Extracted records
☆ ☆ ☆ ☆ ☆ ☆ ☆

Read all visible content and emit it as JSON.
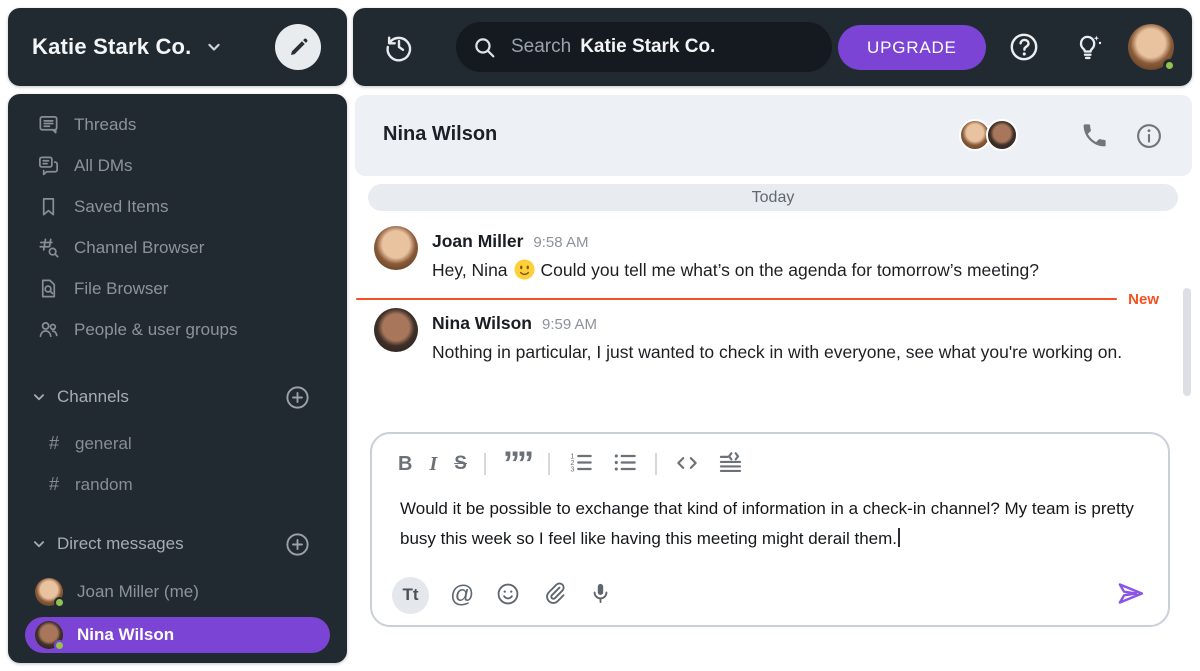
{
  "workspace": {
    "name": "Katie Stark Co."
  },
  "topbar": {
    "search_label": "Search",
    "search_scope": "Katie Stark Co.",
    "upgrade_label": "UPGRADE"
  },
  "sidebar": {
    "nav": [
      {
        "label": "Threads"
      },
      {
        "label": "All DMs"
      },
      {
        "label": "Saved Items"
      },
      {
        "label": "Channel Browser"
      },
      {
        "label": "File Browser"
      },
      {
        "label": "People & user groups"
      }
    ],
    "channels": {
      "header": "Channels",
      "items": [
        {
          "name": "general"
        },
        {
          "name": "random"
        }
      ]
    },
    "dms": {
      "header": "Direct messages",
      "items": [
        {
          "name": "Joan Miller (me)"
        },
        {
          "name": "Nina Wilson",
          "active": true
        }
      ]
    }
  },
  "chat": {
    "title": "Nina Wilson",
    "date_divider": "Today",
    "new_label": "New",
    "messages": [
      {
        "author": "Joan Miller",
        "time": "9:58 AM",
        "text_start": "Hey, Nina",
        "emoji": "slightly-smiling-face",
        "text_end": "Could you tell me what’s on the agenda for tomorrow’s meeting?"
      },
      {
        "author": "Nina Wilson",
        "time": "9:59 AM",
        "text": "Nothing in particular, I just wanted to check in with everyone, see what you're working on."
      }
    ]
  },
  "composer": {
    "value": "Would it be possible to exchange that kind of information in a check-in channel? My team is pretty busy this week so I feel like having this meeting might derail them."
  },
  "icons": {
    "hash": "#",
    "at": "@",
    "bold": "B",
    "italic": "I",
    "strike": "S",
    "quote": "””",
    "format": "Tt"
  },
  "colors": {
    "dark_surface": "#222a31",
    "accent_purple": "#7c44d4",
    "send_purple": "#8a55e6",
    "new_orange": "#f4511e",
    "presence_green": "#93c24f",
    "header_bg": "#edf1f5"
  }
}
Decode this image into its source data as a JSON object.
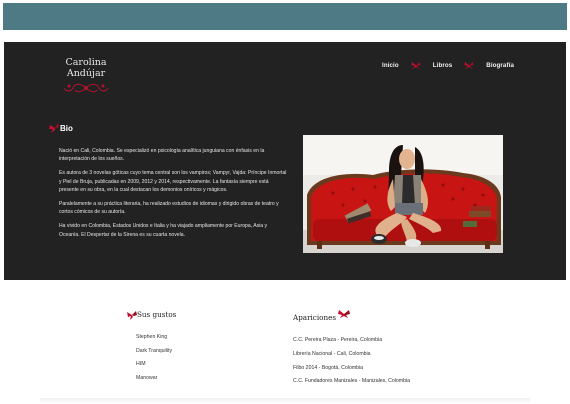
{
  "logo": {
    "line1": "Carolina",
    "line2": "Andújar"
  },
  "nav": {
    "items": [
      "Inicio",
      "Libros",
      "Biografía"
    ]
  },
  "bio": {
    "title": "Bio",
    "paragraphs": [
      "Nació en Cali, Colombia. Se especializó en psicología analítica junguiana con énfasis en la interpretación de los sueños.",
      "Es autora de 3 novelas góticas cuyo tema central son los vampiros; Vampyr, Vajda: Príncipe Inmortal y Piel de Bruja, publicadas en 2009, 2012 y 2014, respectivamente. La fantasía siempre está presente en su obra, en la cual destacan los demonios oníricos y mágicos.",
      "Paralelamente a su práctica literaria, ha realizado estudios de idiomas y dirigido obras de teatro y cortos cómicos de su autoría.",
      "Ha vivido en Colombia, Estados Unidos e Italia y ha viajado ampliamente por Europa, Asia y Oceanía. El Despertar de la Sirena es su cuarta novela."
    ]
  },
  "likes": {
    "title": "Sus gustos",
    "items": [
      "Stephen King",
      "Dark Tranquility",
      "HIM",
      "Manowar"
    ]
  },
  "appearances": {
    "title": "Apariciones",
    "items": [
      "C.C. Pereira Plaza - Pereira, Colombia",
      "Librería Nacional - Cali, Colombia",
      "Filbo 2014 - Bogotá, Colombia",
      "C.C. Fundadores Manizales - Manizales, Colombia"
    ]
  },
  "colors": {
    "accent": "#c8102e",
    "dark_bg": "#222222",
    "top_bar": "#4d7a84"
  },
  "icons": [
    "butterfly-icon",
    "ornament-icon"
  ]
}
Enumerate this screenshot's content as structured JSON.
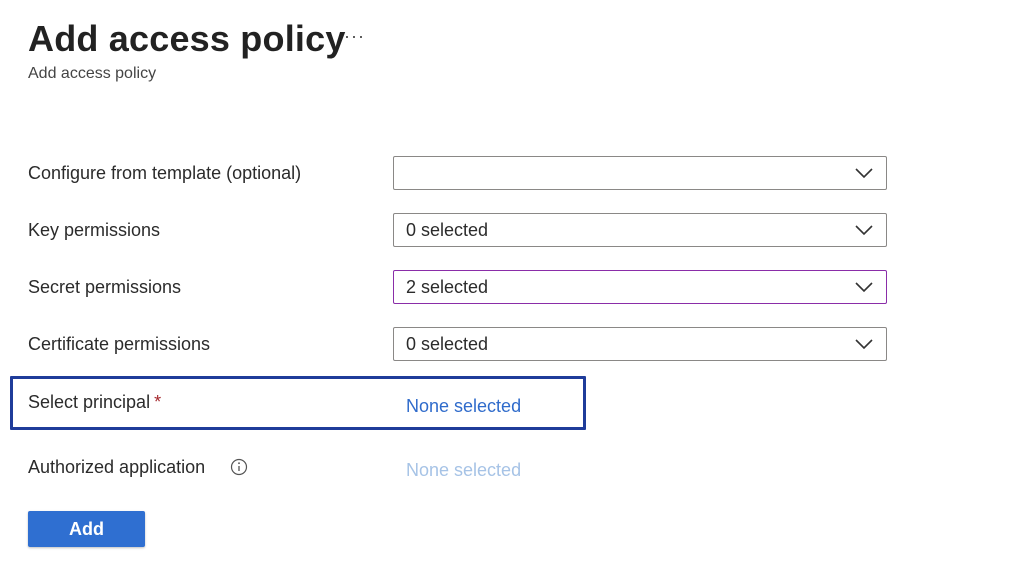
{
  "page": {
    "title": "Add access policy",
    "subtitle": "Add access policy",
    "more_menu_glyph": "···",
    "top_partial_text": "y"
  },
  "form": {
    "template": {
      "label": "Configure from template (optional)",
      "value": ""
    },
    "key_permissions": {
      "label": "Key permissions",
      "value": "0 selected"
    },
    "secret_permissions": {
      "label": "Secret permissions",
      "value": "2 selected"
    },
    "certificate_permissions": {
      "label": "Certificate permissions",
      "value": "0 selected"
    },
    "principal": {
      "label": "Select principal",
      "required_mark": "*",
      "value": "None selected"
    },
    "authorized_application": {
      "label": "Authorized application",
      "value": "None selected",
      "icon": "info-icon"
    }
  },
  "actions": {
    "add_label": "Add"
  },
  "colors": {
    "link": "#2f6bcb",
    "link_disabled": "#a6c3e6",
    "primary_button": "#2f6fd1",
    "highlight_box": "#1f3c9a",
    "active_dropdown_border": "#8a2da8",
    "required": "#a4262c"
  }
}
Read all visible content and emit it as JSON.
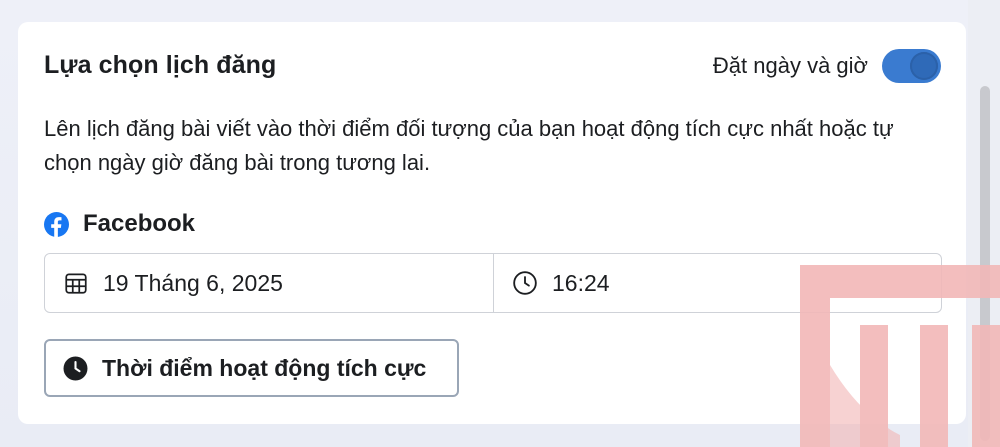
{
  "card": {
    "title": "Lựa chọn lịch đăng",
    "toggle": {
      "label": "Đặt ngày và giờ",
      "on": true,
      "color": "#3a7bd0"
    },
    "description": "Lên lịch đăng bài viết vào thời điểm đối tượng của bạn hoạt động tích cực nhất hoặc tự chọn ngày giờ đăng bài trong tương lai."
  },
  "platform": {
    "icon": "facebook-icon",
    "name": "Facebook",
    "color": "#1877f2"
  },
  "schedule": {
    "date": {
      "icon": "calendar-icon",
      "value": "19 Tháng 6, 2025"
    },
    "time": {
      "icon": "clock-icon",
      "value": "16:24"
    }
  },
  "active_times_button": {
    "icon": "clock-filled-icon",
    "label": "Thời điểm hoạt động tích cực"
  }
}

☆ ☆ ☆ ☆ ☆ ☆ ☆

Check every line of the listing for the string "what" and report how many lines have it, as a number alone.

In response: 2